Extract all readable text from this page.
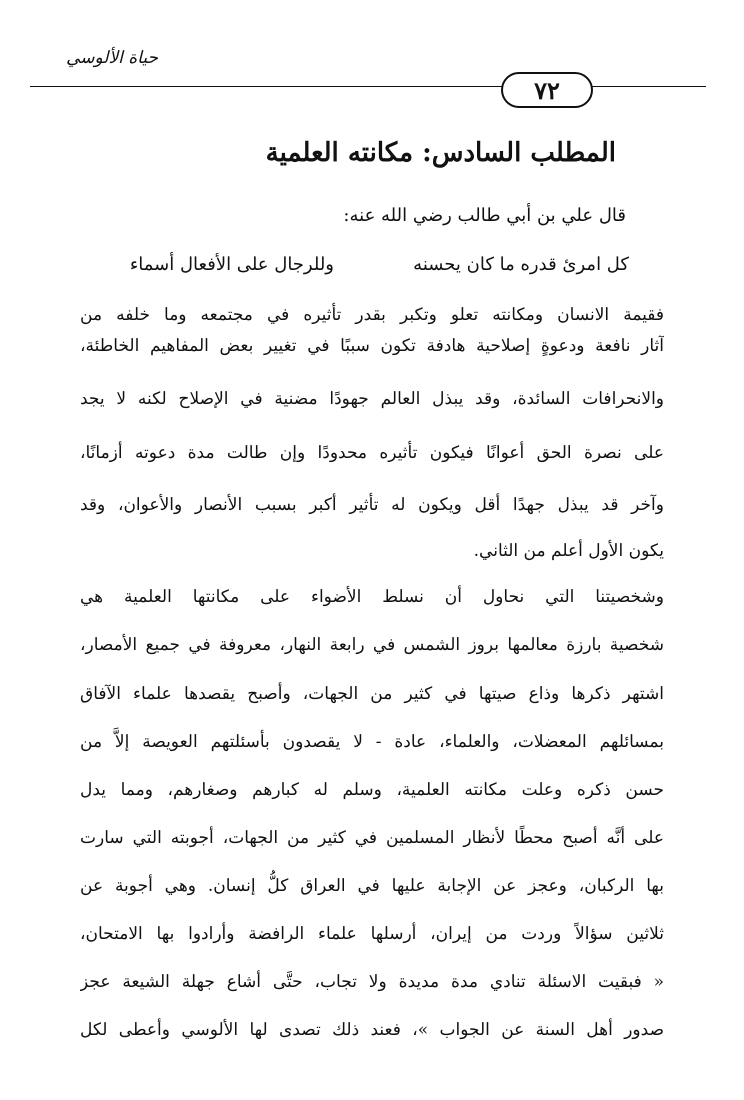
حياة الألوسي
٧٢
المطلب السادس: مكانته العلمية
قال علي بن أبي طالب رضي الله عنه:
كل امرئ قدره ما كان يحسنه
وللرجال على الأفعال أسماء
فقيمة الانسان ومكانته تعلو وتكبر بقدر تأثيره في مجتمعه وما خلفه من
آثار نافعة ودعوةٍ إصلاحية هادفة تكون سببًا في تغيير بعض المفاهيم الخاطئة،
والانحرافات السائدة، وقد يبذل العالم جهودًا مضنية في الإصلاح لكنه لا يجد
على نصرة الحق أعوانًا فيكون تأثيره محدودًا وإن طالت مدة دعوته أزمانًا،
وآخر قد يبذل جهدًا أقل ويكون له تأثير أكبر بسبب الأنصار والأعوان، وقد
يكون الأول أعلم من الثاني.
وشخصيتنا التي نحاول أن نسلط الأضواء على مكانتها العلمية هي
شخصية بارزة معالمها بروز الشمس في رابعة النهار، معروفة في جميع الأمصار،
اشتهر ذكرها وذاع صيتها في كثير من الجهات، وأصبح يقصدها علماء الآفاق
بمسائلهم المعضلات، والعلماء، عادة - لا يقصدون بأسئلتهم العويصة إلاَّ من
حسن ذكره وعلت مكانته العلمية، وسلم له كبارهم وصغارهم، ومما يدل
على أنَّه أصبح محطًا لأنظار المسلمين في كثير من الجهات، أجوبته التي سارت
بها الركبان، وعجز عن الإجابة عليها في العراق كلُّ إنسان. وهي أجوبة عن
ثلاثين سؤالاً وردت من إيران، أرسلها علماء الرافضة وأرادوا بها الامتحان،
« فبقيت الاسئلة تنادي مدة مديدة ولا تجاب، حتَّى أشاع جهلة الشيعة عجز
صدور أهل السنة عن الجواب »، فعند ذلك تصدى لها الألوسي وأعطى لكل
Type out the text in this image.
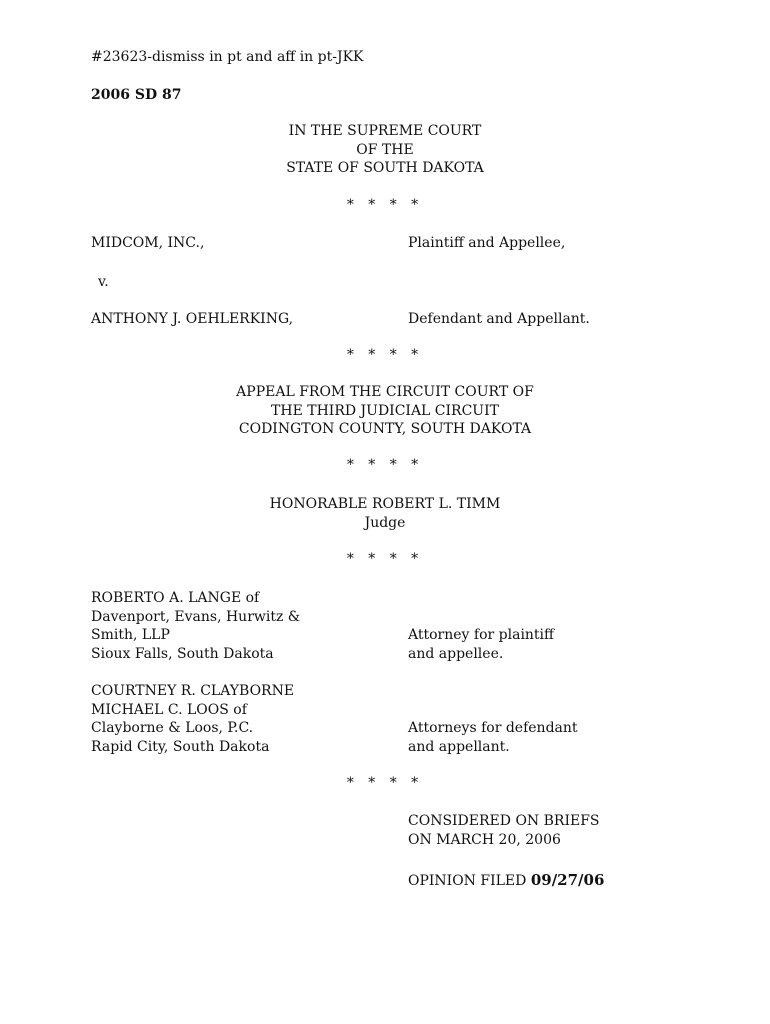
#23623-dismiss in pt and aff in pt-JKK
2006 SD 87
IN THE SUPREME COURT
OF THE
STATE OF SOUTH DAKOTA
* * * *
MIDCOM, INC.,	Plaintiff and Appellee,
v.
ANTHONY J. OEHLERKING,	Defendant and Appellant.
* * * *
APPEAL FROM THE CIRCUIT COURT OF
THE THIRD JUDICIAL CIRCUIT
CODINGTON COUNTY, SOUTH DAKOTA
* * * *
HONORABLE ROBERT L. TIMM
Judge
* * * *
ROBERTO A. LANGE of
Davenport, Evans, Hurwitz &
Smith, LLP
Sioux Falls, South Dakota
Attorney for plaintiff
and appellee.
COURTNEY R. CLAYBORNE
MICHAEL C. LOOS of
Clayborne & Loos, P.C.
Rapid City, South Dakota
Attorneys for defendant
and appellant.
* * * *
CONSIDERED ON BRIEFS
ON MARCH 20, 2006
OPINION FILED 09/27/06
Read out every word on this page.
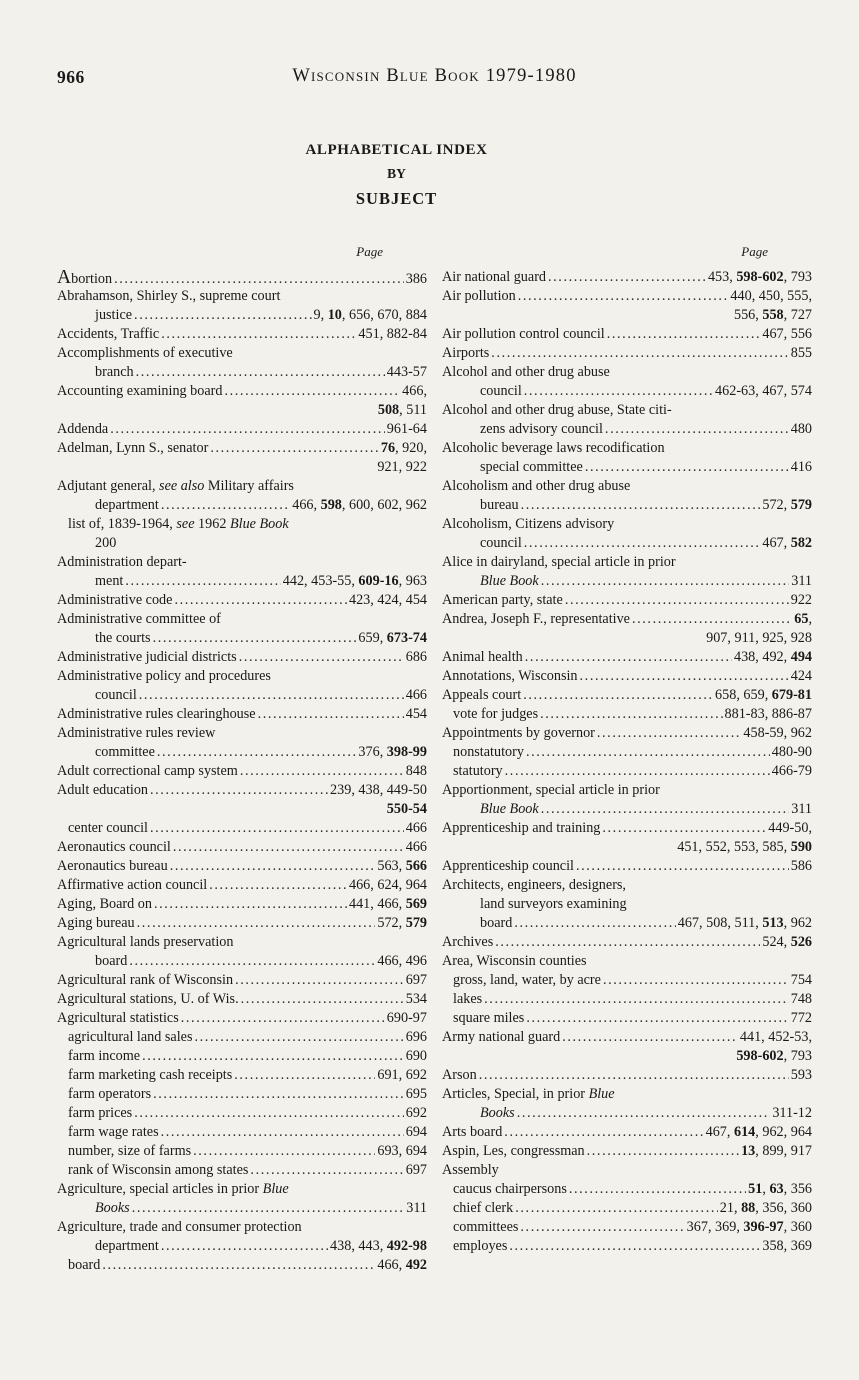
966	Wisconsin Blue Book 1979-1980
ALPHABETICAL INDEX
BY
SUBJECT
Page
Abortion .....	386
Abrahamson, Shirley S., supreme court
justice .....	9, 10, 656, 670, 884
Accidents, Traffic .....	451, 882-84
Accomplishments of executive
branch .....	443-57
Accounting examining board .....	466,
508, 511
Addenda .....	961-64
Adelman, Lynn S., senator .....	76, 920,
921, 922
Adjutant general, see also Military affairs
department .....	466, 598, 600, 602, 962
list of, 1839-1964, see 1962 Blue Book
200
Administration depart-
ment .....	442, 453-55, 609-16, 963
Administrative code .....	423, 424, 454
Administrative committee of
the courts .....	659, 673-74
Administrative judicial districts .....	686
Administrative policy and procedures
council .....	466
Administrative rules clearinghouse .....	454
Administrative rules review
committee .....	376, 398-99
Adult correctional camp system .....	848
Adult education .....	239, 438, 449-50
550-54
center council .....	466
Aeronautics council .....	466
Aeronautics bureau .....	563, 566
Affirmative action council .....	466, 624, 964
Aging, Board on .....	441, 466, 569
Aging bureau .....	572, 579
Agricultural lands preservation
board .....	466, 496
Agricultural rank of Wisconsin .....	697
Agricultural stations, U. of Wis. .....	534
Agricultural statistics .....	690-97
agricultural land sales .....	696
farm income .....	690
farm marketing cash receipts .....	691, 692
farm operators .....	695
farm prices .....	692
farm wage rates .....	694
number, size of farms .....	693, 694
rank of Wisconsin among states .....	697
Agriculture, special articles in prior Blue
Books .....	311
Agriculture, trade and consumer protection
department .....	438, 443, 492-98
board .....	466, 492
Page
Air national guard .....	453, 598-602, 793
Air pollution .....	440, 450, 555,
556, 558, 727
Air pollution control council .....	467, 556
Airports .....	855
Alcohol and other drug abuse
council .....	462-63, 467, 574
Alcohol and other drug abuse, State citi-
zens advisory council .....	480
Alcoholic beverage laws recodification
special committee .....	416
Alcoholism and other drug abuse
bureau .....	572, 579
Alcoholism, Citizens advisory
council .....	467, 582
Alice in dairyland, special article in prior
Blue Book .....	311
American party, state .....	922
Andrea, Joseph F., representative .....	65,
907, 911, 925, 928
Animal health .....	438, 492, 494
Annotations, Wisconsin .....	424
Appeals court .....	658, 659, 679-81
vote for judges .....	881-83, 886-87
Appointments by governor .....	458-59, 962
nonstatutory .....	480-90
statutory .....	466-79
Apportionment, special article in prior
Blue Book .....	311
Apprenticeship and training .....	449-50,
451, 552, 553, 585, 590
Apprenticeship council .....	586
Architects, engineers, designers,
land surveyors examining
board .....	467, 508, 511, 513, 962
Archives .....	524, 526
Area, Wisconsin counties
gross, land, water, by acre .....	754
lakes .....	748
square miles .....	772
Army national guard .....	441, 452-53,
598-602, 793
Arson .....	593
Articles, Special, in prior Blue
Books .....	311-12
Arts board .....	467, 614, 962, 964
Aspin, Les, congressman .....	13, 899, 917
Assembly
caucus chairpersons .....	51, 63, 356
chief clerk .....	21, 88, 356, 360
committees .....	367, 369, 396-97, 360
employes .....	358, 369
※
**WHAT THE EXERCISE ASKS**
Output the data exactly. Pictures don't belong in the result.

**RESULT**
Extract all readable text from this page.
حياة الألوسي
٧٢
المطلب السادس: مكانته العلمية
قال علي بن أبي طالب رضي الله عنه:
كل امرئ قدره ما كان يحسنه
وللرجال على الأفعال أسماء
فقيمة الانسان ومكانته تعلو وتكبر بقدر تأثيره في مجتمعه وما خلفه من
آثار نافعة ودعوةٍ إصلاحية هادفة تكون سببًا في تغيير بعض المفاهيم الخاطئة،
والانحرافات السائدة، وقد يبذل العالم جهودًا مضنية في الإصلاح لكنه لا يجد
على نصرة الحق أعوانًا فيكون تأثيره محدودًا وإن طالت مدة دعوته أزمانًا،
وآخر قد يبذل جهدًا أقل ويكون له تأثير أكبر بسبب الأنصار والأعوان، وقد
يكون الأول أعلم من الثاني.
وشخصيتنا التي نحاول أن نسلط الأضواء على مكانتها العلمية هي
شخصية بارزة معالمها بروز الشمس في رابعة النهار، معروفة في جميع الأمصار،
اشتهر ذكرها وذاع صيتها في كثير من الجهات، وأصبح يقصدها علماء الآفاق
بمسائلهم المعضلات، والعلماء، عادة - لا يقصدون بأسئلتهم العويصة إلاَّ من
حسن ذكره وعلت مكانته العلمية، وسلم له كبارهم وصغارهم، ومما يدل
على أنَّه أصبح محطًا لأنظار المسلمين في كثير من الجهات، أجوبته التي سارت
بها الركبان، وعجز عن الإجابة عليها في العراق كلُّ إنسان. وهي أجوبة عن
ثلاثين سؤالاً وردت من إيران، أرسلها علماء الرافضة وأرادوا بها الامتحان،
« فبقيت الاسئلة تنادي مدة مديدة ولا تجاب، حتَّى أشاع جهلة الشيعة عجز
صدور أهل السنة عن الجواب »، فعند ذلك تصدى لها الألوسي وأعطى لكل
Type out the text in this image.
#23623-dismiss in pt and aff in pt-JKK
2006 SD 87
IN THE SUPREME COURT
OF THE
STATE OF SOUTH DAKOTA
* * * *
MIDCOM, INC.,	Plaintiff and Appellee,
v.
ANTHONY J. OEHLERKING,	Defendant and Appellant.
* * * *
APPEAL FROM THE CIRCUIT COURT OF
THE THIRD JUDICIAL CIRCUIT
CODINGTON COUNTY, SOUTH DAKOTA
* * * *
HONORABLE ROBERT L. TIMM
Judge
* * * *
ROBERTO A. LANGE of
Davenport, Evans, Hurwitz &
Smith, LLP
Sioux Falls, South Dakota
Attorney for plaintiff
and appellee.
COURTNEY R. CLAYBORNE
MICHAEL C. LOOS of
Clayborne & Loos, P.C.
Rapid City, South Dakota
Attorneys for defendant
and appellant.
* * * *
CONSIDERED ON BRIEFS
ON MARCH 20, 2006
OPINION FILED 09/27/06
Read out every word on this page.
966	Wisconsin Blue Book 1979-1980
ALPHABETICAL INDEX
BY
SUBJECT
Page
Abortion .....	386
Abrahamson, Shirley S., supreme court
justice .....	9, 10, 656, 670, 884
Accidents, Traffic .....	451, 882-84
Accomplishments of executive
branch .....	443-57
Accounting examining board .....	466,
508, 511
Addenda .....	961-64
Adelman, Lynn S., senator .....	76, 920,
921, 922
Adjutant general, see also Military affairs
department .....	466, 598, 600, 602, 962
list of, 1839-1964, see 1962 Blue Book
200
Administration depart-
ment .....	442, 453-55, 609-16, 963
Administrative code .....	423, 424, 454
Administrative committee of
the courts .....	659, 673-74
Administrative judicial districts .....	686
Administrative policy and procedures
council .....	466
Administrative rules clearinghouse .....	454
Administrative rules review
committee .....	376, 398-99
Adult correctional camp system .....	848
Adult education .....	239, 438, 449-50
550-54
center council .....	466
Aeronautics council .....	466
Aeronautics bureau .....	563, 566
Affirmative action council .....	466, 624, 964
Aging, Board on .....	441, 466, 569
Aging bureau .....	572, 579
Agricultural lands preservation
board .....	466, 496
Agricultural rank of Wisconsin .....	697
Agricultural stations, U. of Wis. .....	534
Agricultural statistics .....	690-97
agricultural land sales .....	696
farm income .....	690
farm marketing cash receipts .....	691, 692
farm operators .....	695
farm prices .....	692
farm wage rates .....	694
number, size of farms .....	693, 694
rank of Wisconsin among states .....	697
Agriculture, special articles in prior Blue
Books .....	311
Agriculture, trade and consumer protection
department .....	438, 443, 492-98
board .....	466, 492
Page
Air national guard .....	453, 598-602, 793
Air pollution .....	440, 450, 555,
556, 558, 727
Air pollution control council .....	467, 556
Airports .....	855
Alcohol and other drug abuse
council .....	462-63, 467, 574
Alcohol and other drug abuse, State citi-
zens advisory council .....	480
Alcoholic beverage laws recodification
special committee .....	416
Alcoholism and other drug abuse
bureau .....	572, 579
Alcoholism, Citizens advisory
council .....	467, 582
Alice in dairyland, special article in prior
Blue Book .....	311
American party, state .....	922
Andrea, Joseph F., representative .....	65,
907, 911, 925, 928
Animal health .....	438, 492, 494
Annotations, Wisconsin .....	424
Appeals court .....	658, 659, 679-81
vote for judges .....	881-83, 886-87
Appointments by governor .....	458-59, 962
nonstatutory .....	480-90
statutory .....	466-79
Apportionment, special article in prior
Blue Book .....	311
Apprenticeship and training .....	449-50,
451, 552, 553, 585, 590
Apprenticeship council .....	586
Architects, engineers, designers,
land surveyors examining
board .....	467, 508, 511, 513, 962
Archives .....	524, 526
Area, Wisconsin counties
gross, land, water, by acre .....	754
lakes .....	748
square miles .....	772
Army national guard .....	441, 452-53,
598-602, 793
Arson .....	593
Articles, Special, in prior Blue
Books .....	311-12
Arts board .....	467, 614, 962, 964
Aspin, Les, congressman .....	13, 899, 917
Assembly
caucus chairpersons .....	51, 63, 356
chief clerk .....	21, 88, 356, 360
committees .....	367, 369, 396-97, 360
employes .....	358, 369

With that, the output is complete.